In the listing below, count the lines with "JSON" and report only the figure.

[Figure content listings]
--

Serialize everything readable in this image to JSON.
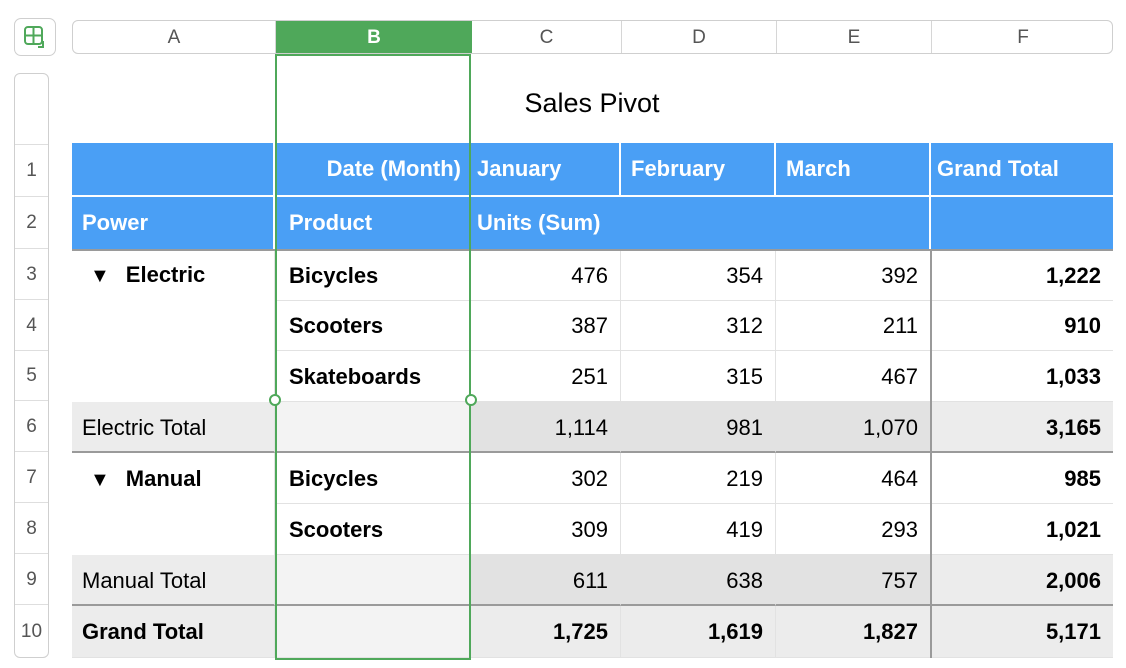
{
  "title": "Sales Pivot",
  "columns": [
    "A",
    "B",
    "C",
    "D",
    "E",
    "F"
  ],
  "selected_column": "B",
  "rows": [
    "1",
    "2",
    "3",
    "4",
    "5",
    "6",
    "7",
    "8",
    "9",
    "10"
  ],
  "header1": {
    "label": "Date (Month)",
    "january": "January",
    "february": "February",
    "march": "March",
    "grand_total": "Grand Total"
  },
  "header2": {
    "power": "Power",
    "product": "Product",
    "units": "Units (Sum)"
  },
  "electric": {
    "group": "Electric",
    "items": [
      {
        "product": "Bicycles",
        "jan": "476",
        "feb": "354",
        "mar": "392",
        "total": "1,222"
      },
      {
        "product": "Scooters",
        "jan": "387",
        "feb": "312",
        "mar": "211",
        "total": "910"
      },
      {
        "product": "Skateboards",
        "jan": "251",
        "feb": "315",
        "mar": "467",
        "total": "1,033"
      }
    ],
    "total": {
      "label": "Electric Total",
      "jan": "1,114",
      "feb": "981",
      "mar": "1,070",
      "total": "3,165"
    }
  },
  "manual": {
    "group": "Manual",
    "items": [
      {
        "product": "Bicycles",
        "jan": "302",
        "feb": "219",
        "mar": "464",
        "total": "985"
      },
      {
        "product": "Scooters",
        "jan": "309",
        "feb": "419",
        "mar": "293",
        "total": "1,021"
      }
    ],
    "total": {
      "label": "Manual Total",
      "jan": "611",
      "feb": "638",
      "mar": "757",
      "total": "2,006"
    }
  },
  "grand": {
    "label": "Grand Total",
    "jan": "1,725",
    "feb": "1,619",
    "mar": "1,827",
    "total": "5,171"
  },
  "icons": {
    "corner": "table-add-icon",
    "expand": "disclosure-triangle-icon"
  },
  "colors": {
    "header_blue": "#4a9ff5",
    "selection_green": "#4fa85a"
  }
}
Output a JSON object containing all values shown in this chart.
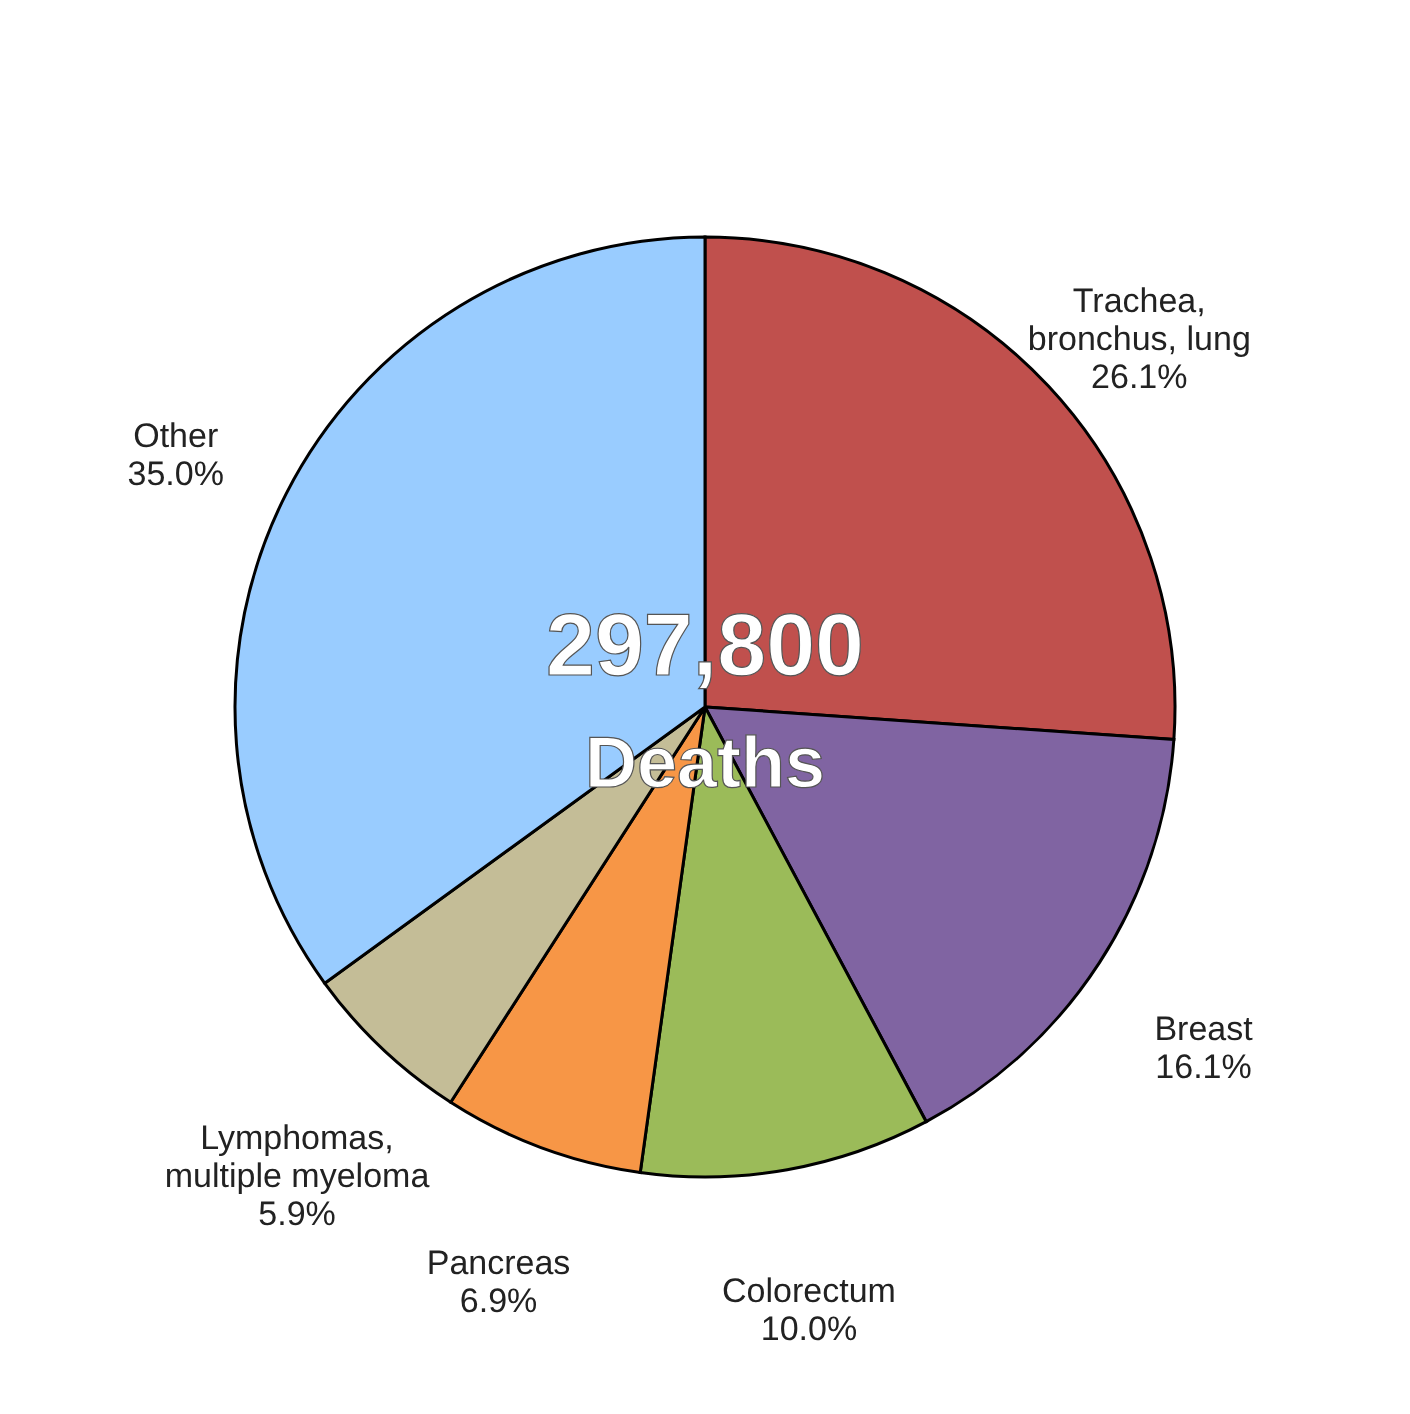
{
  "chart_data": {
    "type": "pie",
    "categories": [
      "Trachea, bronchus, lung",
      "Breast",
      "Colorectum",
      "Pancreas",
      "Lymphomas, multiple myeloma",
      "Other"
    ],
    "values": [
      26.1,
      16.1,
      10.0,
      6.9,
      5.9,
      35.0
    ],
    "value_labels": [
      "26.1%",
      "16.1%",
      "10.0%",
      "6.9%",
      "5.9%",
      "35.0%"
    ],
    "colors": [
      "#c0504d",
      "#8064a2",
      "#9bbb59",
      "#f79646",
      "#c4bd97",
      "#99ccff"
    ],
    "annotations": [
      "297,800",
      "Deaths"
    ],
    "legend": false
  }
}
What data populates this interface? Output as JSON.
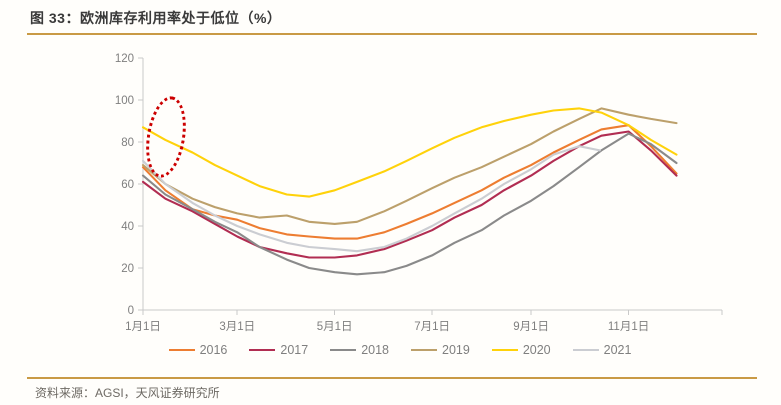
{
  "header": {
    "title": "图 33：欧洲库存利用率处于低位（%）"
  },
  "footer": {
    "source": "资料来源：AGSI，天风证券研究所"
  },
  "style": {
    "accent_rule_color": "#c99a45",
    "annotation_color": "#cc0000",
    "axis_color": "#c9c9c9",
    "tick_label_color": "#7f7f7f",
    "title_color": "#3a3a3a",
    "source_color": "#6e6a64"
  },
  "chart_data": {
    "type": "line",
    "title": "欧洲库存利用率处于低位（%）",
    "xlabel": "",
    "ylabel": "",
    "grid": false,
    "x_axis": {
      "tick_labels": [
        "1月1日",
        "3月1日",
        "5月1日",
        "7月1日",
        "9月1日",
        "11月1日"
      ],
      "tick_days": [
        1,
        60,
        121,
        182,
        244,
        305
      ],
      "domain_days": [
        1,
        365
      ]
    },
    "y_axis": {
      "min": 0,
      "max": 120,
      "ticks": [
        0,
        20,
        40,
        60,
        80,
        100,
        120
      ]
    },
    "legend": {
      "position": "bottom",
      "entries": [
        "2016",
        "2017",
        "2018",
        "2019",
        "2020",
        "2021"
      ]
    },
    "annotation": {
      "shape": "dotted-ellipse",
      "color": "#cc0000",
      "x_day": 10,
      "y_value_range": [
        66,
        97
      ]
    },
    "series": [
      {
        "name": "2016",
        "color": "#ed7d31",
        "days": [
          1,
          15,
          32,
          46,
          60,
          74,
          91,
          105,
          121,
          135,
          152,
          166,
          182,
          196,
          213,
          227,
          244,
          258,
          274,
          288,
          305,
          319,
          335
        ],
        "values": [
          68,
          57,
          48,
          45,
          43,
          39,
          36,
          35,
          34,
          34,
          37,
          41,
          46,
          51,
          57,
          63,
          69,
          75,
          81,
          86,
          88,
          78,
          65
        ]
      },
      {
        "name": "2017",
        "color": "#b12d52",
        "days": [
          1,
          15,
          32,
          46,
          60,
          74,
          91,
          105,
          121,
          135,
          152,
          166,
          182,
          196,
          213,
          227,
          244,
          258,
          274,
          288,
          305,
          319,
          335
        ],
        "values": [
          61,
          53,
          47,
          41,
          35,
          30,
          27,
          25,
          25,
          26,
          29,
          33,
          38,
          44,
          50,
          57,
          64,
          71,
          78,
          83,
          85,
          76,
          64
        ]
      },
      {
        "name": "2018",
        "color": "#8a8a8a",
        "days": [
          1,
          15,
          32,
          46,
          60,
          74,
          91,
          105,
          121,
          135,
          152,
          166,
          182,
          196,
          213,
          227,
          244,
          258,
          274,
          288,
          305,
          319,
          335
        ],
        "values": [
          64,
          55,
          48,
          42,
          37,
          30,
          24,
          20,
          18,
          17,
          18,
          21,
          26,
          32,
          38,
          45,
          52,
          59,
          68,
          76,
          84,
          79,
          70
        ]
      },
      {
        "name": "2019",
        "color": "#bca06b",
        "days": [
          1,
          15,
          32,
          46,
          60,
          74,
          91,
          105,
          121,
          135,
          152,
          166,
          182,
          196,
          213,
          227,
          244,
          258,
          274,
          288,
          305,
          319,
          335
        ],
        "values": [
          69,
          60,
          53,
          49,
          46,
          44,
          45,
          42,
          41,
          42,
          47,
          52,
          58,
          63,
          68,
          73,
          79,
          85,
          91,
          96,
          93,
          91,
          89
        ]
      },
      {
        "name": "2020",
        "color": "#ffd20a",
        "days": [
          1,
          15,
          32,
          46,
          60,
          74,
          91,
          105,
          121,
          135,
          152,
          166,
          182,
          196,
          213,
          227,
          244,
          258,
          274,
          288,
          305,
          319,
          335
        ],
        "values": [
          87,
          81,
          75,
          69,
          64,
          59,
          55,
          54,
          57,
          61,
          66,
          71,
          77,
          82,
          87,
          90,
          93,
          95,
          96,
          94,
          88,
          81,
          74
        ]
      },
      {
        "name": "2021",
        "color": "#cbcdd2",
        "days": [
          1,
          15,
          32,
          46,
          60,
          74,
          91,
          105,
          121,
          135,
          152,
          166,
          182,
          196,
          213,
          227,
          244,
          258,
          274,
          287
        ],
        "values": [
          71,
          60,
          51,
          45,
          40,
          36,
          32,
          30,
          29,
          28,
          30,
          34,
          40,
          46,
          53,
          60,
          67,
          74,
          78,
          76
        ]
      }
    ]
  }
}
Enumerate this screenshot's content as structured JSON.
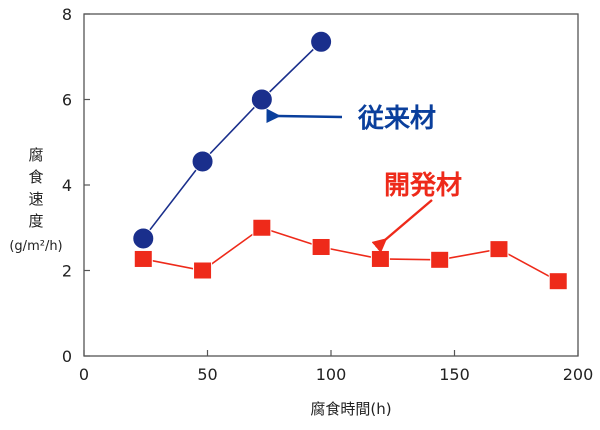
{
  "chart_data": {
    "type": "line",
    "xlabel": "腐食時間(h)",
    "ylabel_chars": [
      "腐",
      "食",
      "速",
      "度"
    ],
    "ylabel_unit": "(g/m²/h)",
    "xlim": [
      0,
      200
    ],
    "ylim": [
      0,
      8
    ],
    "xticks": [
      0,
      50,
      100,
      150,
      200
    ],
    "yticks": [
      0,
      2,
      4,
      6,
      8
    ],
    "grid": false,
    "series": [
      {
        "name": "従来材",
        "color": "#1a2f8c",
        "marker": "circle",
        "x": [
          24,
          48,
          72,
          96
        ],
        "y": [
          2.75,
          4.55,
          6.0,
          7.35
        ]
      },
      {
        "name": "開発材",
        "color": "#ee2a1a",
        "marker": "square",
        "x": [
          24,
          48,
          72,
          96,
          120,
          144,
          168,
          192
        ],
        "y": [
          2.27,
          2.0,
          3.0,
          2.55,
          2.27,
          2.25,
          2.5,
          1.75
        ]
      }
    ],
    "annotations": [
      {
        "series": 0,
        "text": "従来材",
        "color": "#0a3f9c"
      },
      {
        "series": 1,
        "text": "開発材",
        "color": "#ee2a1a"
      }
    ]
  }
}
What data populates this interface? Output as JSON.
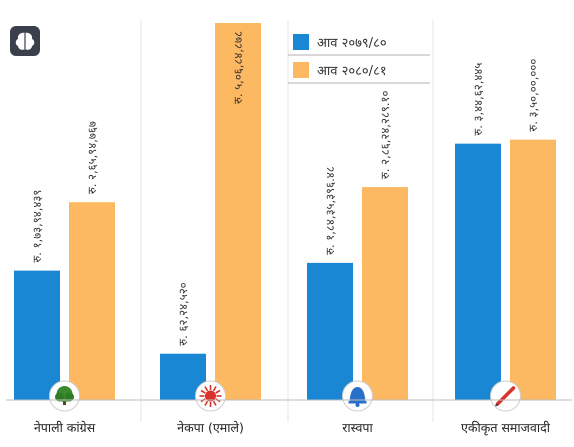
{
  "chart_data": {
    "type": "bar",
    "categories": [
      "नेपाली कांग्रेस",
      "नेकपा (एमाले)",
      "रास्वपा",
      "एकीकृत समाजवादी"
    ],
    "series": [
      {
        "name": "आव २०७९/८०",
        "color": "#1a87d4",
        "values": [
          17394439,
          6224520,
          18435396.48,
          34462445
        ],
        "labels": [
          "रु. १,७३,९४,४३९",
          "रु. ६२,२४,५२०",
          "रु. १,८४,३५,३९६.४८",
          "रु. ३,४४,६२,४४५"
        ]
      },
      {
        "name": "आव २०८०/८१",
        "color": "#fdb862",
        "values": [
          26594767,
          50684878,
          28624289.1,
          35000000
        ],
        "labels": [
          "रु. २,६५,९४,७६७",
          "रु. ५,०६,८४,८७८",
          "रु. २,८६,२४,२८९.१०",
          "रु. ३,५०,००,०००"
        ]
      }
    ],
    "icons": [
      "tree-icon",
      "sun-icon",
      "bell-icon",
      "pen-icon"
    ],
    "legend_position": "top-center",
    "grid": false
  },
  "badge_icon": "brain-icon"
}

--

> Task result: 5